Objectives
a) According to the passage on whiskey and whisky, what does the question of what counts as whiskey often depend on? List each factor it gives.
b) Carry on the passage on whiskey and whisky from where it stops.

Text shown
▬▬▬▬▬▬
Every modern gent should know his whiskey from his whisky, his sour mash from his single malt, and with International Whiskey Day around the corner, there’s no better time to learn a little more about this endearing spirit in all its manifestations.
Most of us love a good whisky from time to time, and we probably have our styles and brands that we like to reach for. However, there has long been confusion about what constitutes whiskey (or whisky), and that often depends on where in the world it’s made, what it’s made from, and which rules its distillers are abiding by – and therein lies the fun. Governments, aided by the distilling industry, have over the years helped define different whisky styles, mainly in an effort to protect home-based industries and locally-produced crops, and the results are nothing short of magical. So, let’s kick-off.
Whiskey vs Whisky
A confusing issue for many, there is a distinct difference between whiskey and whisky. At its base they are the same; whisky is a distilled alcoholic beverage made from fermented grain mash which may or may not be malted. Whisky is typically aged in wood casks, which is what gives the spirit its colour and distinctive flavour profile. While it is generally thought that the spelling difference was simply a regional preference, the various whisky-producing regions took it upon themselves to use this discrepancy as a means to further differentiate their whisky styles.
▬▬▬▬▬▬
Data excerpts
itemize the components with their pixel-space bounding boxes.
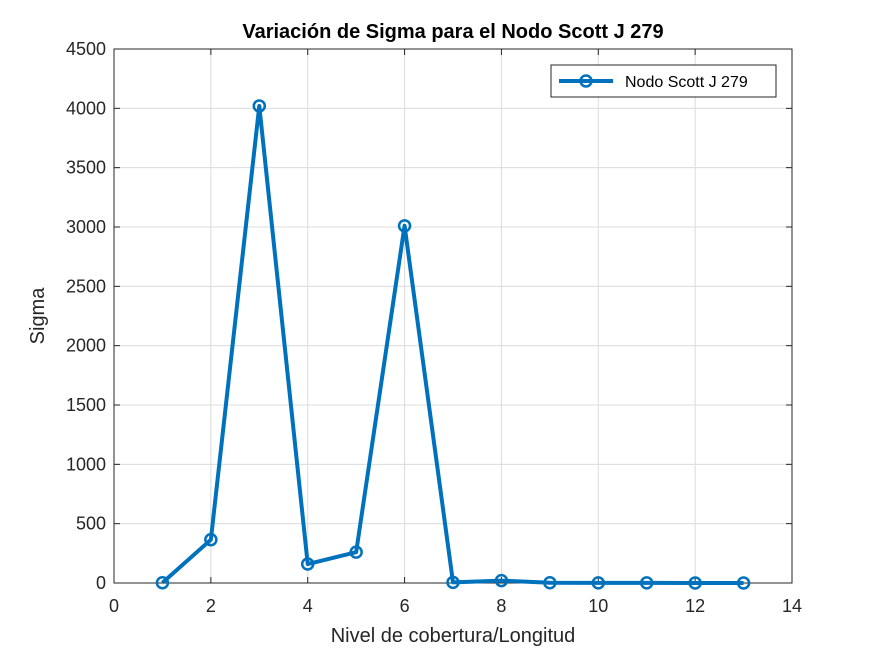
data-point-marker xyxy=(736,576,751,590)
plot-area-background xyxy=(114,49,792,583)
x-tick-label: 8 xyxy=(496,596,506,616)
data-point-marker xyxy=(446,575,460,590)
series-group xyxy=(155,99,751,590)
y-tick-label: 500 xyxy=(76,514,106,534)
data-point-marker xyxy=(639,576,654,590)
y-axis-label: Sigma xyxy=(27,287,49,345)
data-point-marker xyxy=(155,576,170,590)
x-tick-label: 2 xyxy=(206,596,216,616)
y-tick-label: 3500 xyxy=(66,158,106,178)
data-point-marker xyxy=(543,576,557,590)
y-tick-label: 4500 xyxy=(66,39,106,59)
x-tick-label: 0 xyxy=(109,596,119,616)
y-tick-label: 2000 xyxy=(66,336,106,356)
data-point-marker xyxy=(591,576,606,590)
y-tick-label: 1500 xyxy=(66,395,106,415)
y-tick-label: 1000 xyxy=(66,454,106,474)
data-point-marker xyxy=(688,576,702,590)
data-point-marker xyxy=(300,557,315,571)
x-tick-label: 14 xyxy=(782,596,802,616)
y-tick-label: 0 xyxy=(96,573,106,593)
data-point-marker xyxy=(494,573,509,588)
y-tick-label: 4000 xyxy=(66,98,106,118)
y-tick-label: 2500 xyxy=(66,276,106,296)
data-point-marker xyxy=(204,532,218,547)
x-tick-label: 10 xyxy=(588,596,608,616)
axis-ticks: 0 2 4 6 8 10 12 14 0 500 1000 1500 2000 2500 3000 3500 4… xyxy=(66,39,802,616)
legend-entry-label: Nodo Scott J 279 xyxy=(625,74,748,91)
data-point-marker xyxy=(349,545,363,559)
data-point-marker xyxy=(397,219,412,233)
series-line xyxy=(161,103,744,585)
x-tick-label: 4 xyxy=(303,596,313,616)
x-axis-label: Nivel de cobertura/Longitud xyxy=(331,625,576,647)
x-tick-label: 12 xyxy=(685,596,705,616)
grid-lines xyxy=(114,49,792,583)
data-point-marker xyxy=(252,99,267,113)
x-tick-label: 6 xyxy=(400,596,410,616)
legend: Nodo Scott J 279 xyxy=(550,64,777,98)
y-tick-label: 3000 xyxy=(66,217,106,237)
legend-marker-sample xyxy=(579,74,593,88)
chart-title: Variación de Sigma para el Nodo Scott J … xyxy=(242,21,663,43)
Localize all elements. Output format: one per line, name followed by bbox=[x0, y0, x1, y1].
▬▬▬▬▬▬
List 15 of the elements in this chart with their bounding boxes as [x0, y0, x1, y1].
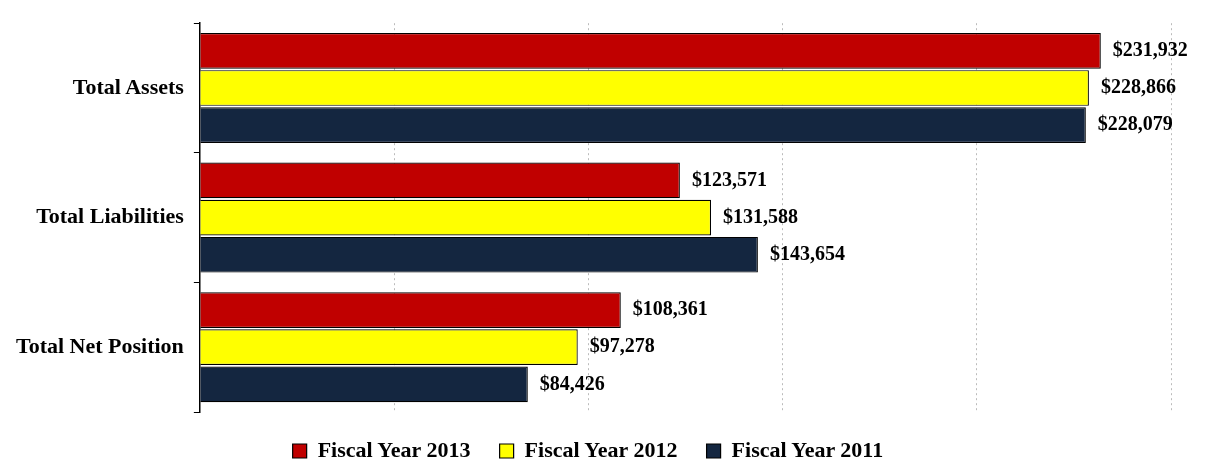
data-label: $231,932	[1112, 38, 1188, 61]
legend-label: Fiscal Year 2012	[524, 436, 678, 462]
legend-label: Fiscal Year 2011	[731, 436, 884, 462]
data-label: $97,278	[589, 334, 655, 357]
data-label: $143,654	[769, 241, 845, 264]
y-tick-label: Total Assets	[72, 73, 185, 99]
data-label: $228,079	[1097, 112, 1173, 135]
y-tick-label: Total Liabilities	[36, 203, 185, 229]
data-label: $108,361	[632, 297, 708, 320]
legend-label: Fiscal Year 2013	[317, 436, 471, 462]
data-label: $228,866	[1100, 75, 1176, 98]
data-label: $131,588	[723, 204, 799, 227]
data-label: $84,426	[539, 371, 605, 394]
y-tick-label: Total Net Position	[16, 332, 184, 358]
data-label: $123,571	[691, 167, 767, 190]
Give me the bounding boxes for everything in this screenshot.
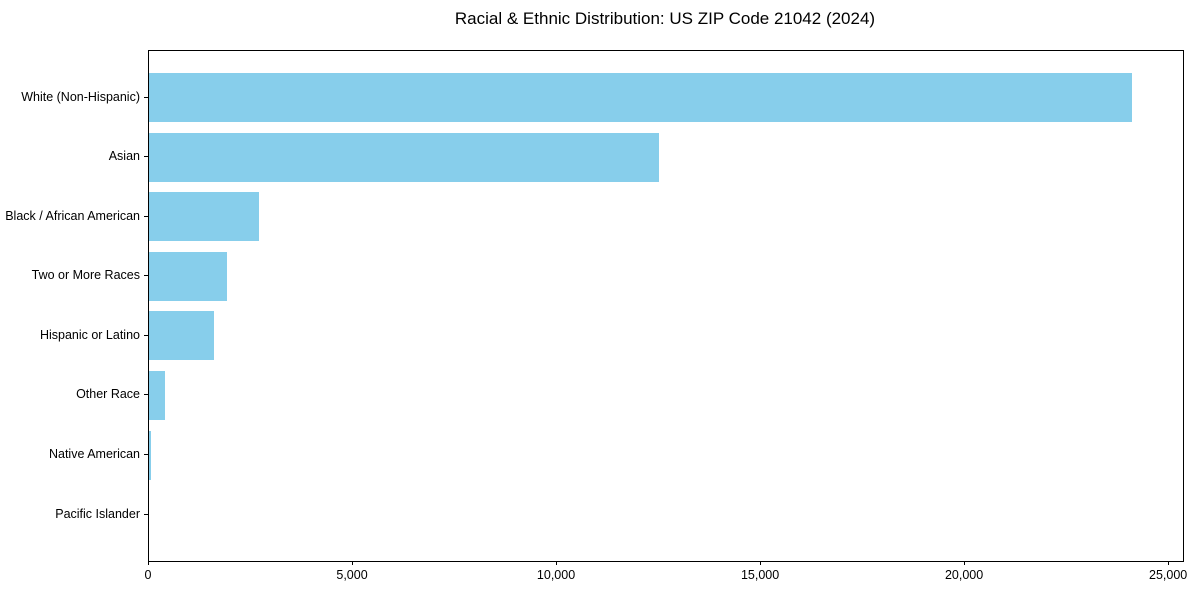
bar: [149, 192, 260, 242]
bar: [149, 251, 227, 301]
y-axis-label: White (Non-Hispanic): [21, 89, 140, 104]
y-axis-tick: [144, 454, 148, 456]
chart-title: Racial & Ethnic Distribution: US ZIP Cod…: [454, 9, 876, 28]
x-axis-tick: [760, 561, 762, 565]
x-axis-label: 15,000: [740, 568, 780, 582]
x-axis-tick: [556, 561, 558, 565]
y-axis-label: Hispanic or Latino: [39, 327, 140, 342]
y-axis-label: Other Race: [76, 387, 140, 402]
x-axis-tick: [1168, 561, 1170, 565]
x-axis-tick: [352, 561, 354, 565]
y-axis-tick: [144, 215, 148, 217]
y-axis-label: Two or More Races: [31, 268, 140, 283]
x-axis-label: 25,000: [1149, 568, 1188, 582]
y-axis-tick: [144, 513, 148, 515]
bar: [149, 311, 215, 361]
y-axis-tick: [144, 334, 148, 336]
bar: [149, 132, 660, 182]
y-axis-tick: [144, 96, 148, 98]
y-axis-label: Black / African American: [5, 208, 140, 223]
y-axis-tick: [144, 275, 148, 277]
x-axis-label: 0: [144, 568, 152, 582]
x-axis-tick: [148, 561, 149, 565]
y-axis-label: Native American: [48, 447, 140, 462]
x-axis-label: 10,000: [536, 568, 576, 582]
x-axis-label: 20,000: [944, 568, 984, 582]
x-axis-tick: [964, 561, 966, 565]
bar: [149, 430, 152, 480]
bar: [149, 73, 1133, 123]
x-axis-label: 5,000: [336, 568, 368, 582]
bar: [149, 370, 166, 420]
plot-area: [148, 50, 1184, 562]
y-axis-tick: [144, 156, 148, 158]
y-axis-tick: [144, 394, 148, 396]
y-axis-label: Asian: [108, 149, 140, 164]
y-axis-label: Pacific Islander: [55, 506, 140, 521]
▬▬▬▬▬▬
Expected results
a)
- Where in the world it's made
- What it's made from
- Which rules its distillers are abiding by

b)
Today we regard ‘whiskey’ as whiskey-styled spirits produced in the United States or Ireland, while ‘whisky’ is used for spirits produced in Scotland, Canada, India (a massive producer and consumer these days), Taiwan or Japan.
Of course, just to confuse things further there are notable exceptions, including George Dickel, Makers Mark and Old Forester, all American whiskies that follow the Scottish spelling.
All clear so far?
Scotch from Scotland
Scotch is generally made from malted barley or grain, with the resulting spirit aged in ex-bourbon oak casks for a minimum of three years. However, as any Scotch lover will testify, there are also significant distinctions within the category.
Single Malt: widely (but perhaps incorrectly) regarded as the best quality or at least the best expression of Scotch, single malt whiskies are made in a single distillery, although as the Japanese and Taiwanese have proven, that distillery doesn’t have to be in Scotland. It doesn’t mean the whisky has to come from a single cask – most single malts are actual blends of whiskies from the same distillery, to ensure a fairly consistent flavour – or a single batch but it does need to come from under one roof.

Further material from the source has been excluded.